Find the lines holding the string "наказателни" in the data, then copy all of them.

-- START --

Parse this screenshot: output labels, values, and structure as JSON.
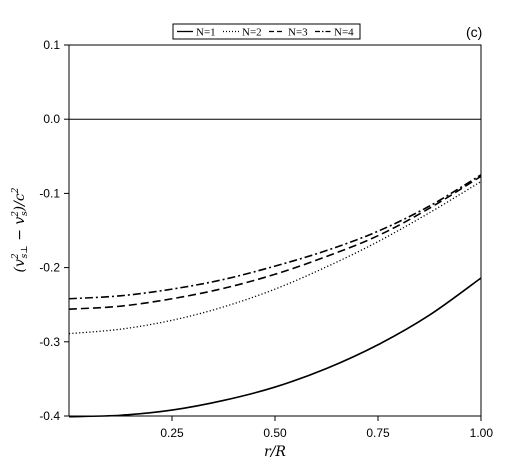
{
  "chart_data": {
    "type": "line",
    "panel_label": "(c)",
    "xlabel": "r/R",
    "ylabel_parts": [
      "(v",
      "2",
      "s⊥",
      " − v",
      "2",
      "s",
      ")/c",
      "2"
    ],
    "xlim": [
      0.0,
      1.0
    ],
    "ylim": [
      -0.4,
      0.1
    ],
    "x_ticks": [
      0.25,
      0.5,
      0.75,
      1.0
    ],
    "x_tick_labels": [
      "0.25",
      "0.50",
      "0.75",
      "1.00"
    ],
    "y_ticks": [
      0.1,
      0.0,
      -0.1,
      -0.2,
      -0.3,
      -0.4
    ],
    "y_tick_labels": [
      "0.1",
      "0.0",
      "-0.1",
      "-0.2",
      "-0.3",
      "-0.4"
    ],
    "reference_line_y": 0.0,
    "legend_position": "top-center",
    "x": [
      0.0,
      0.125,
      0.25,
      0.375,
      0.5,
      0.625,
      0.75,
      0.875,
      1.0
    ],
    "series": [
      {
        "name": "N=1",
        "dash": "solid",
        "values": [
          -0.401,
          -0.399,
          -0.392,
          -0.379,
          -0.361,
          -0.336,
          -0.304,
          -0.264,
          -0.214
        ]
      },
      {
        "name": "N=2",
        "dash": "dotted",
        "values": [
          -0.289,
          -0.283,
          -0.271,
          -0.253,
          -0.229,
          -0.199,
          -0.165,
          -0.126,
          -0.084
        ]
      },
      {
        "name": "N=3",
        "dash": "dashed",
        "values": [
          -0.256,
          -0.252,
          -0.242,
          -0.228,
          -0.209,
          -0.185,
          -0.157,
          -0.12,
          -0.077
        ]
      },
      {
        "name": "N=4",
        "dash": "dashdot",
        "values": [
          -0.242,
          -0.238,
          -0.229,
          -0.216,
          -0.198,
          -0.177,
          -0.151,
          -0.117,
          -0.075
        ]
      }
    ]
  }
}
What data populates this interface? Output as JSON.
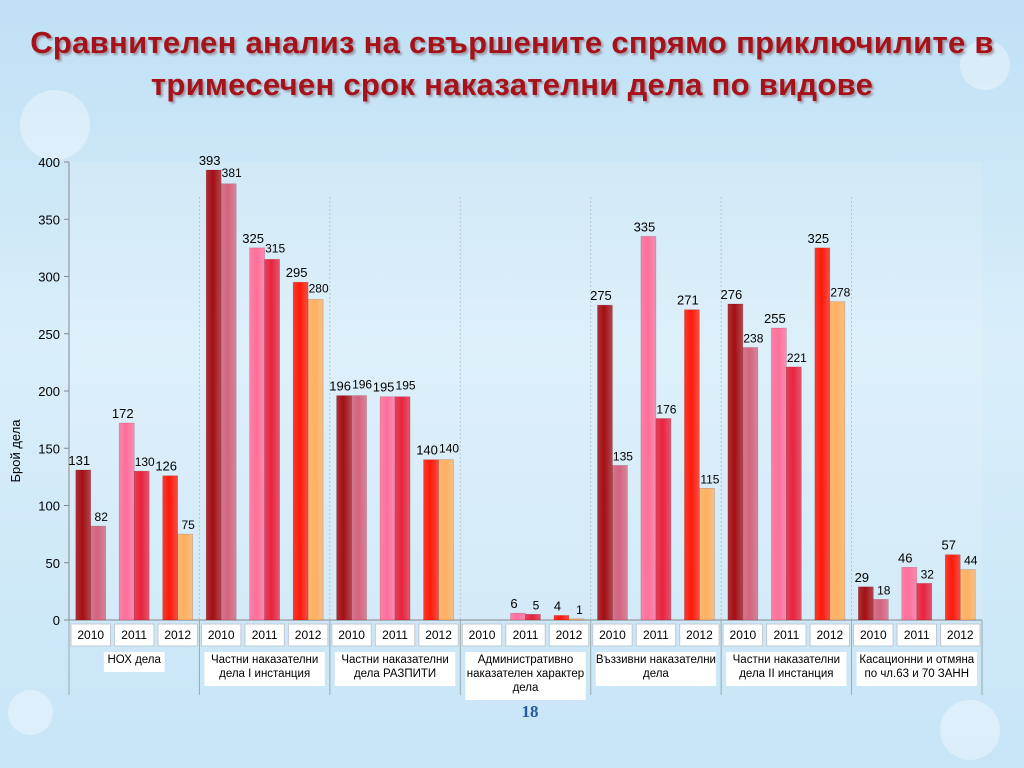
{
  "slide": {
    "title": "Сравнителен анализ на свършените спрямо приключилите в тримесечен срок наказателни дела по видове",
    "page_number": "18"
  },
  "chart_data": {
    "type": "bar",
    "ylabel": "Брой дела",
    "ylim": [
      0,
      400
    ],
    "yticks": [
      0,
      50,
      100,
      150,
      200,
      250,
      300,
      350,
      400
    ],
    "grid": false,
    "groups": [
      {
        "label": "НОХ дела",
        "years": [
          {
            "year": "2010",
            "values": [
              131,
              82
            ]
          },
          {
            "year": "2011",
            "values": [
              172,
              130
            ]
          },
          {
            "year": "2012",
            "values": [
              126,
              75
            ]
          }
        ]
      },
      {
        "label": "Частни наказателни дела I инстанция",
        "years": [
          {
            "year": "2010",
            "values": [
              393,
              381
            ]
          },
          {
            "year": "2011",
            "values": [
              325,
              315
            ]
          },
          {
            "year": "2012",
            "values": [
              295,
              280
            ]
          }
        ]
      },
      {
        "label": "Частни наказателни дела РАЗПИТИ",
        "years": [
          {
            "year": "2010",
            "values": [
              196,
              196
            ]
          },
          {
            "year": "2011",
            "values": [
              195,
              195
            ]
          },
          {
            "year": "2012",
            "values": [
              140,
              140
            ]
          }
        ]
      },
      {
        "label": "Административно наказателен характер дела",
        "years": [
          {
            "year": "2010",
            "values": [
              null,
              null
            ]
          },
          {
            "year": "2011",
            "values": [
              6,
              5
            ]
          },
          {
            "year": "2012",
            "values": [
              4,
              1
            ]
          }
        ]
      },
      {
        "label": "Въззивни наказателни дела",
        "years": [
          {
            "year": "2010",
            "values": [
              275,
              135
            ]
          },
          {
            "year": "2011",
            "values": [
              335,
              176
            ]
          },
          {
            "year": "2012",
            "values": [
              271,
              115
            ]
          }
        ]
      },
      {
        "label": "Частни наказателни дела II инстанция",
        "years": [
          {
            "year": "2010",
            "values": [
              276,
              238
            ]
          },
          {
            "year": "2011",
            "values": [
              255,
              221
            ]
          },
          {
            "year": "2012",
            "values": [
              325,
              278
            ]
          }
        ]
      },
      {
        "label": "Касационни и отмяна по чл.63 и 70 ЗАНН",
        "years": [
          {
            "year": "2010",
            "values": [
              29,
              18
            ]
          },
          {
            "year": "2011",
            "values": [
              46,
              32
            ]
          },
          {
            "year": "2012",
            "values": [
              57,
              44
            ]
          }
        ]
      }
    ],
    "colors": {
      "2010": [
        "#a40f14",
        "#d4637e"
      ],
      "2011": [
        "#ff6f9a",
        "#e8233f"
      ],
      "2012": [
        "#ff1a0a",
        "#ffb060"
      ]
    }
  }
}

-- END --

## [Worked solution]
    "title": "Сравнителен анализ на свършените спрямо приключилите в тримесечен срок наказателни дела по видове",
        "label": "Частни наказателни дела I инстанция",
        "label": "Частни наказателни дела РАЗПИТИ",
        "label": "Въззивни наказателни дела",
        "label": "Частни наказателни дела II инстанция",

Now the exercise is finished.